Directions = Substitute "at-risk-count" for every "risk-count" in the items below and give them again with nothing else changed. Leave the pictures out.

[Image element box records]

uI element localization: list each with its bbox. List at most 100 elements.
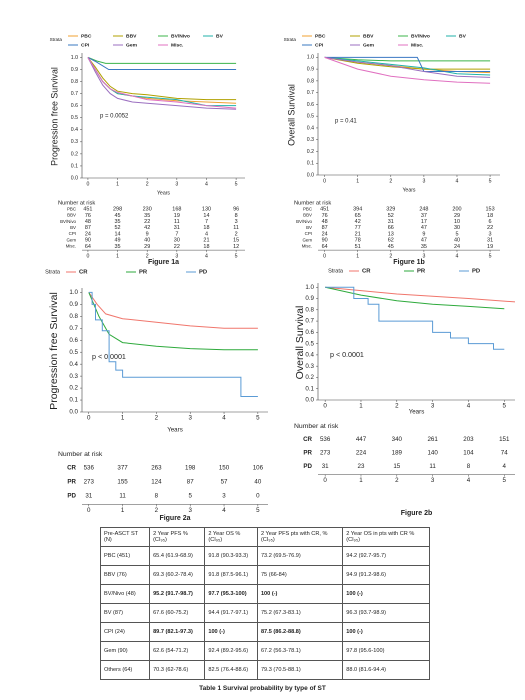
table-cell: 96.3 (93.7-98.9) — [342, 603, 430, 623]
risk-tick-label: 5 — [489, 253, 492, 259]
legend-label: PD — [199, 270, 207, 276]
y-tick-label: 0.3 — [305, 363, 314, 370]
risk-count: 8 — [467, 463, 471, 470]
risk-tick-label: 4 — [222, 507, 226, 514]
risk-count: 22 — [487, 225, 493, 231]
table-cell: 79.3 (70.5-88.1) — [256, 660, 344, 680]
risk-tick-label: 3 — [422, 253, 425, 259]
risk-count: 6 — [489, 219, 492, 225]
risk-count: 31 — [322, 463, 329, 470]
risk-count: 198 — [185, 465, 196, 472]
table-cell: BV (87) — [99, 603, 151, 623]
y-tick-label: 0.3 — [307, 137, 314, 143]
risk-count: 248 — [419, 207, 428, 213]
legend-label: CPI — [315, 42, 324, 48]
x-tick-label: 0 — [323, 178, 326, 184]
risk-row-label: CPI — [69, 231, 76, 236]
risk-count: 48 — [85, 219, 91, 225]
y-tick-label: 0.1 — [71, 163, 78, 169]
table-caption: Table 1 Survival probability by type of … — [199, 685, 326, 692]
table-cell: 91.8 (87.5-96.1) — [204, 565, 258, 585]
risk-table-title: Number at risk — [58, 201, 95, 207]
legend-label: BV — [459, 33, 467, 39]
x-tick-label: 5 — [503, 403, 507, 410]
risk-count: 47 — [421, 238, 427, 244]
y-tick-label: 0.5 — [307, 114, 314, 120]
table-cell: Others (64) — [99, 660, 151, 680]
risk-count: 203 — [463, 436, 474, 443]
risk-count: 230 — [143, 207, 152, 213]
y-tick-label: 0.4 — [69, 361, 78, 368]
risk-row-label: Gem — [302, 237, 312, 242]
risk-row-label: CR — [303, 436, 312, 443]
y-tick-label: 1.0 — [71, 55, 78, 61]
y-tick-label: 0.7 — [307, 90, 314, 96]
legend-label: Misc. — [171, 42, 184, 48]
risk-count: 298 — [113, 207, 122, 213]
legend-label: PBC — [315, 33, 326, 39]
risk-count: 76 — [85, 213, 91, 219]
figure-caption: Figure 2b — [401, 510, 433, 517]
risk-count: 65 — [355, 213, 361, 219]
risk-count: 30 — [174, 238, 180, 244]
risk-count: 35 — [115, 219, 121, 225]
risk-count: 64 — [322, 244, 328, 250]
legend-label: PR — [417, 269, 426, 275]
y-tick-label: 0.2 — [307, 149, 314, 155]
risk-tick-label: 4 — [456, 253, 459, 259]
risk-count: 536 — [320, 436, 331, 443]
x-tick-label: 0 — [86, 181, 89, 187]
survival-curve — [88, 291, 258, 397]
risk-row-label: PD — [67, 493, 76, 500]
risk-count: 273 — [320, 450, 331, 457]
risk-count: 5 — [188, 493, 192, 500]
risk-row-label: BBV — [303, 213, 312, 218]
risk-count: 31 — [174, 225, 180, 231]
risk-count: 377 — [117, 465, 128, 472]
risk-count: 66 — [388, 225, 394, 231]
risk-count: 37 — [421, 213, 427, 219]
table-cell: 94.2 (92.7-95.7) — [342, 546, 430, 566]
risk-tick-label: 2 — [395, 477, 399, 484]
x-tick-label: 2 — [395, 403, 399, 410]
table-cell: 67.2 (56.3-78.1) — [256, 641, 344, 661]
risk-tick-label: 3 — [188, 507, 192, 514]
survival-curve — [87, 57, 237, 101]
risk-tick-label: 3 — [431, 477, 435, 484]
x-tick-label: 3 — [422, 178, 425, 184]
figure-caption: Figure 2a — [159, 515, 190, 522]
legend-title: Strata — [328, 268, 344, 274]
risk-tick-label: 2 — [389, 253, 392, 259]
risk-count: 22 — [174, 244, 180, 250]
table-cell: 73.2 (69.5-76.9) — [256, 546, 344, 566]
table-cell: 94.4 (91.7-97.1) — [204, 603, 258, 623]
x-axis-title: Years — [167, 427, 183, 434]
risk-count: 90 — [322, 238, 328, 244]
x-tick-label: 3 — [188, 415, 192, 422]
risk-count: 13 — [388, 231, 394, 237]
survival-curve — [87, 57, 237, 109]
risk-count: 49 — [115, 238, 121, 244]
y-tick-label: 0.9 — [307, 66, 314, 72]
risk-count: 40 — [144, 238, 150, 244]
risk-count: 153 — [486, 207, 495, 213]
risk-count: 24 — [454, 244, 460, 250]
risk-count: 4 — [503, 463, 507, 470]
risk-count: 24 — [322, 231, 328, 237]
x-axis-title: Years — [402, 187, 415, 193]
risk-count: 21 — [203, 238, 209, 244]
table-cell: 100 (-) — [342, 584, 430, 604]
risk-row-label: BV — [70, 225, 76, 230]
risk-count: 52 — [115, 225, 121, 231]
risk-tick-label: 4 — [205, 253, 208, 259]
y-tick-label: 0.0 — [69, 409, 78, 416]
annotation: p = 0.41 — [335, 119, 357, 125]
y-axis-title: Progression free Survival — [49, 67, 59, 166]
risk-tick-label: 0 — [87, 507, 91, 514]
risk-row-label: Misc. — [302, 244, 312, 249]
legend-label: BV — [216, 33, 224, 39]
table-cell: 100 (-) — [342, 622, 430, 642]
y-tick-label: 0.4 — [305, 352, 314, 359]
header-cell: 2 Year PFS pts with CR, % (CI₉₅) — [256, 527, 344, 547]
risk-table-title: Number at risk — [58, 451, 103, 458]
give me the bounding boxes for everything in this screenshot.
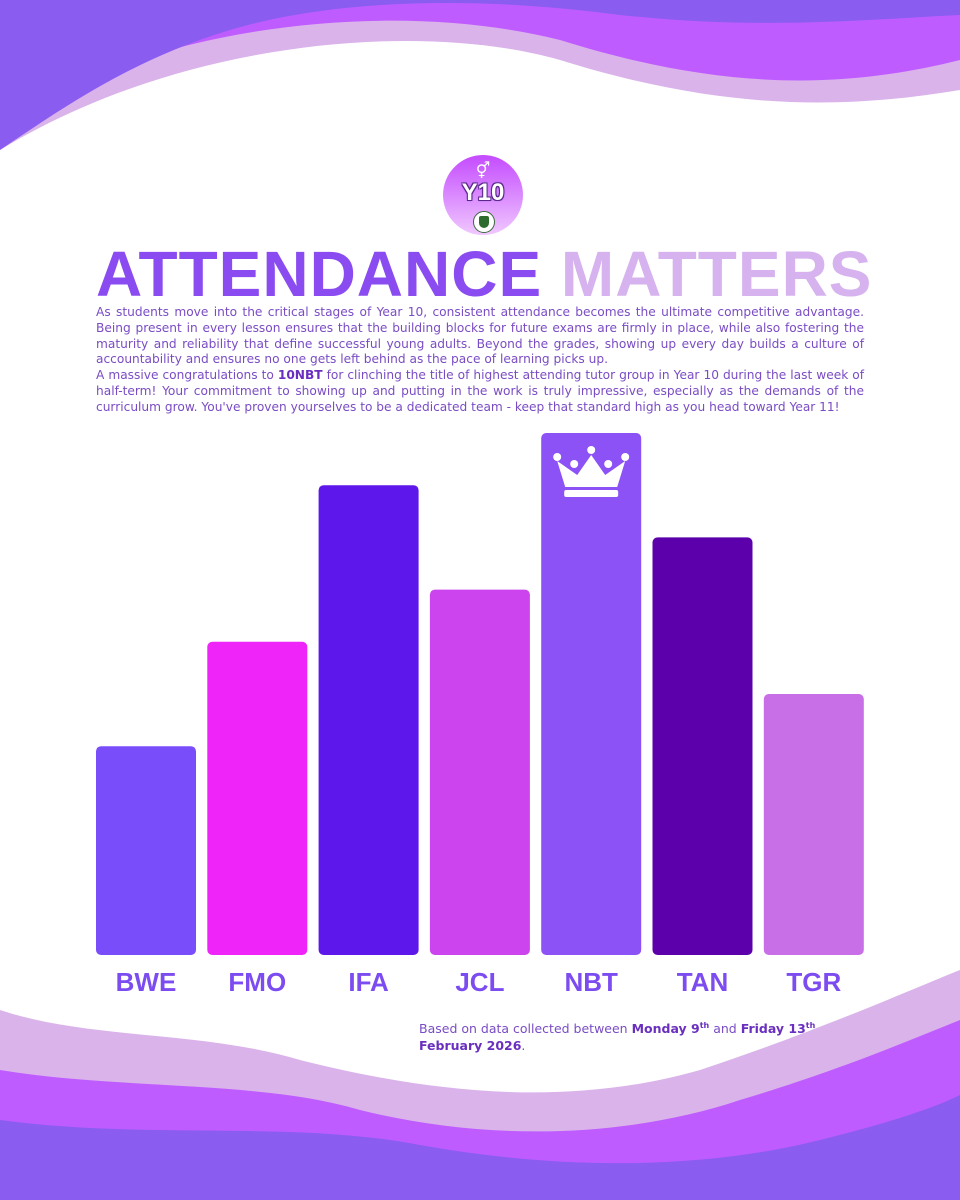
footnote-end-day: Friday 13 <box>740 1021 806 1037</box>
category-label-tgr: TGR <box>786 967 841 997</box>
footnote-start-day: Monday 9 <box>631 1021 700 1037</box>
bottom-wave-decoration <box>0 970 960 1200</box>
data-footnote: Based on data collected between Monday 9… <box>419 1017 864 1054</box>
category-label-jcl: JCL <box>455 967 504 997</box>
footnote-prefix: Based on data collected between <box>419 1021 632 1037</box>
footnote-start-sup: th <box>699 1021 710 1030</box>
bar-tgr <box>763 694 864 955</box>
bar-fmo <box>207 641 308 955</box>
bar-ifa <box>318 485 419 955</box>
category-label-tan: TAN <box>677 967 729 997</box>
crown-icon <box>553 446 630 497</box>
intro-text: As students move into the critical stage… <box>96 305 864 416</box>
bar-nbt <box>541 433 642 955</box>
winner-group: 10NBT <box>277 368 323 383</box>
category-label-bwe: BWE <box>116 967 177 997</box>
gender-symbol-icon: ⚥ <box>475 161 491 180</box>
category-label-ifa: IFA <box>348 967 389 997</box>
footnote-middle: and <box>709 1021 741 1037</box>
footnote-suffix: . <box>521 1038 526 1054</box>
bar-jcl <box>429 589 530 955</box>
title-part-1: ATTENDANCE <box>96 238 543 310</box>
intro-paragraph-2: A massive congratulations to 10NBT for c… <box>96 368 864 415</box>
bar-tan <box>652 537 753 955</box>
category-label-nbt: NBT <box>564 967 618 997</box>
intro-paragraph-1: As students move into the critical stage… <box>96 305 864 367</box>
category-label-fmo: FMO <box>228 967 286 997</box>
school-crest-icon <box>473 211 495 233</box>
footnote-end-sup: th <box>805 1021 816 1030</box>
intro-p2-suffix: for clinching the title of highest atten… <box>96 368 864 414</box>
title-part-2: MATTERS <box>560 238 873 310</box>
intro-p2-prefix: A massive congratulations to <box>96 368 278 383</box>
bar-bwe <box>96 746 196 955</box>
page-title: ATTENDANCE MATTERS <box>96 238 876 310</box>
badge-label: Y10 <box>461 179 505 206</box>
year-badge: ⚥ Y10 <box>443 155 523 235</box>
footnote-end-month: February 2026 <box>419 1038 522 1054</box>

Result =
uI element localization: list each with its bbox. List at most 100 elements.
table-cell: 96.3 (93.7-98.9) — [342, 603, 430, 623]
risk-tick-label: 5 — [489, 253, 492, 259]
legend-label: PD — [199, 270, 207, 276]
y-tick-label: 0.3 — [305, 363, 314, 370]
at-risk-count: 8 — [467, 463, 471, 470]
risk-tick-label: 4 — [222, 507, 226, 514]
at-risk-count: 22 — [487, 225, 493, 231]
table-cell: 79.3 (70.5-88.1) — [256, 660, 344, 680]
risk-tick-label: 3 — [422, 253, 425, 259]
at-risk-count: 6 — [489, 219, 492, 225]
at-risk-count: 31 — [322, 463, 329, 470]
at-risk-count: 198 — [185, 465, 196, 472]
table-cell: BV (87) — [99, 603, 151, 623]
y-tick-label: 0.3 — [307, 137, 314, 143]
at-risk-count: 248 — [419, 207, 428, 213]
legend-label: CPI — [315, 42, 324, 48]
x-tick-label: 0 — [323, 178, 326, 184]
risk-row-label: CPI — [69, 231, 76, 236]
at-risk-count: 48 — [85, 219, 91, 225]
y-tick-label: 0.1 — [71, 163, 78, 169]
table-caption: Table 1 Survival probability by type of … — [199, 685, 326, 692]
table-cell: 91.8 (87.5-96.1) — [204, 565, 258, 585]
risk-table-title: Number at risk — [58, 201, 95, 207]
legend-label: BV — [459, 33, 467, 39]
x-tick-label: 5 — [503, 403, 507, 410]
at-risk-count: 47 — [421, 238, 427, 244]
y-tick-label: 0.5 — [307, 114, 314, 120]
table-cell: Others (64) — [99, 660, 151, 680]
at-risk-count: 203 — [463, 436, 474, 443]
at-risk-count: 230 — [143, 207, 152, 213]
y-tick-label: 0.4 — [69, 361, 78, 368]
risk-row-label: Gem — [302, 237, 312, 242]
risk-row-label: CR — [303, 436, 312, 443]
y-tick-label: 1.0 — [71, 55, 78, 61]
y-tick-label: 0.7 — [307, 90, 314, 96]
legend-label: Misc. — [171, 42, 184, 48]
at-risk-count: 298 — [113, 207, 122, 213]
legend-label: PBC — [315, 33, 326, 39]
at-risk-count: 76 — [85, 213, 91, 219]
figure-caption: Figure 2b — [401, 510, 433, 517]
at-risk-count: 65 — [355, 213, 361, 219]
at-risk-count: 30 — [174, 238, 180, 244]
at-risk-count: 35 — [115, 219, 121, 225]
at-risk-count: 64 — [322, 244, 328, 250]
legend-label: PR — [417, 269, 426, 275]
y-tick-label: 0.2 — [307, 149, 314, 155]
risk-tick-label: 4 — [456, 253, 459, 259]
at-risk-count: 536 — [320, 436, 331, 443]
x-tick-label: 0 — [86, 181, 89, 187]
survival-curve — [88, 291, 258, 397]
risk-row-label: PD — [67, 493, 76, 500]
at-risk-count: 273 — [320, 450, 331, 457]
at-risk-count: 5 — [188, 493, 192, 500]
risk-row-label: BBV — [303, 213, 312, 218]
at-risk-count: 31 — [174, 225, 180, 231]
at-risk-count: 377 — [117, 465, 128, 472]
at-risk-count: 66 — [388, 225, 394, 231]
at-risk-count: 37 — [421, 213, 427, 219]
table-cell: 94.2 (92.7-95.7) — [342, 546, 430, 566]
risk-tick-label: 2 — [395, 477, 399, 484]
x-tick-label: 2 — [395, 403, 399, 410]
table-cell: 67.2 (56.3-78.1) — [256, 641, 344, 661]
risk-tick-label: 3 — [188, 507, 192, 514]
survival-curve — [87, 57, 237, 101]
risk-tick-label: 3 — [431, 477, 435, 484]
x-tick-label: 3 — [422, 178, 425, 184]
figure-caption: Figure 2a — [159, 515, 190, 522]
legend-title: Strata — [328, 268, 344, 274]
risk-tick-label: 2 — [389, 253, 392, 259]
at-risk-count: 22 — [174, 244, 180, 250]
table-cell: 73.2 (69.5-76.9) — [256, 546, 344, 566]
table-cell: 94.4 (91.7-97.1) — [204, 603, 258, 623]
x-axis-title: Years — [167, 427, 183, 434]
at-risk-count: 90 — [322, 238, 328, 244]
x-tick-label: 3 — [188, 415, 192, 422]
at-risk-count: 13 — [388, 231, 394, 237]
survival-curve — [87, 57, 237, 109]
at-risk-count: 49 — [115, 238, 121, 244]
y-tick-label: 0.9 — [307, 66, 314, 72]
at-risk-count: 40 — [144, 238, 150, 244]
at-risk-count: 153 — [486, 207, 495, 213]
at-risk-count: 24 — [454, 244, 460, 250]
at-risk-count: 4 — [503, 463, 507, 470]
at-risk-count: 24 — [322, 231, 328, 237]
x-axis-title: Years — [402, 187, 415, 193]
at-risk-count: 21 — [203, 238, 209, 244]
table-cell: 100 (-) — [342, 584, 430, 604]
risk-row-label: BV — [70, 225, 76, 230]
at-risk-count: 52 — [115, 225, 121, 231]
risk-tick-label: 4 — [205, 253, 208, 259]
y-tick-label: 0.0 — [69, 409, 78, 416]
annotation: p = 0.41 — [335, 119, 357, 125]
y-axis-title: Progression free Survival — [49, 67, 59, 166]
risk-tick-label: 0 — [87, 507, 91, 514]
risk-row-label: Misc. — [302, 244, 312, 249]
legend-label: BV — [216, 33, 224, 39]
table-cell: 100 (-) — [342, 622, 430, 642]
y-tick-label: 0.4 — [305, 352, 314, 359]
header-cell: 2 Year PFS pts with CR, % (CI₉₅) — [256, 527, 344, 547]
risk-table-title: Number at risk — [58, 451, 103, 458]
give me the bounding boxes for everything in this screenshot.
footnote-end-day: Friday 13 <box>740 1021 806 1037</box>
category-label-tgr: TGR <box>786 967 841 997</box>
footnote-start-day: Monday 9 <box>631 1021 700 1037</box>
bottom-wave-decoration <box>0 970 960 1200</box>
data-footnote: Based on data collected between Monday 9… <box>419 1017 864 1054</box>
category-label-jcl: JCL <box>455 967 504 997</box>
footnote-prefix: Based on data collected between <box>419 1021 632 1037</box>
footnote-start-sup: th <box>699 1021 710 1030</box>
bar-tgr <box>763 694 864 955</box>
bar-fmo <box>207 641 308 955</box>
bar-ifa <box>318 485 419 955</box>
category-label-tan: TAN <box>677 967 729 997</box>
crown-icon <box>553 446 630 497</box>
intro-text: As students move into the critical stage… <box>96 305 864 416</box>
bar-nbt <box>541 433 642 955</box>
winner-group: 10NBT <box>277 368 323 383</box>
category-label-bwe: BWE <box>116 967 177 997</box>
gender-symbol-icon: ⚥ <box>475 161 491 180</box>
category-label-ifa: IFA <box>348 967 389 997</box>
footnote-middle: and <box>709 1021 741 1037</box>
footnote-suffix: . <box>521 1038 526 1054</box>
bar-jcl <box>429 589 530 955</box>
title-part-1: ATTENDANCE <box>96 238 543 310</box>
intro-paragraph-2: A massive congratulations to 10NBT for c… <box>96 368 864 415</box>
bar-tan <box>652 537 753 955</box>
category-label-nbt: NBT <box>564 967 618 997</box>
intro-paragraph-1: As students move into the critical stage… <box>96 305 864 367</box>
category-label-fmo: FMO <box>228 967 286 997</box>
school-crest-icon <box>473 211 495 233</box>
footnote-end-sup: th <box>805 1021 816 1030</box>
intro-p2-suffix: for clinching the title of highest atten… <box>96 368 864 414</box>
title-part-2: MATTERS <box>560 238 873 310</box>
intro-p2-prefix: A massive congratulations to <box>96 368 278 383</box>
bar-bwe <box>96 746 196 955</box>
page-title: ATTENDANCE MATTERS <box>96 238 876 310</box>
badge-label: Y10 <box>461 179 505 206</box>
year-badge: ⚥ Y10 <box>443 155 523 235</box>
footnote-end-month: February 2026 <box>419 1038 522 1054</box>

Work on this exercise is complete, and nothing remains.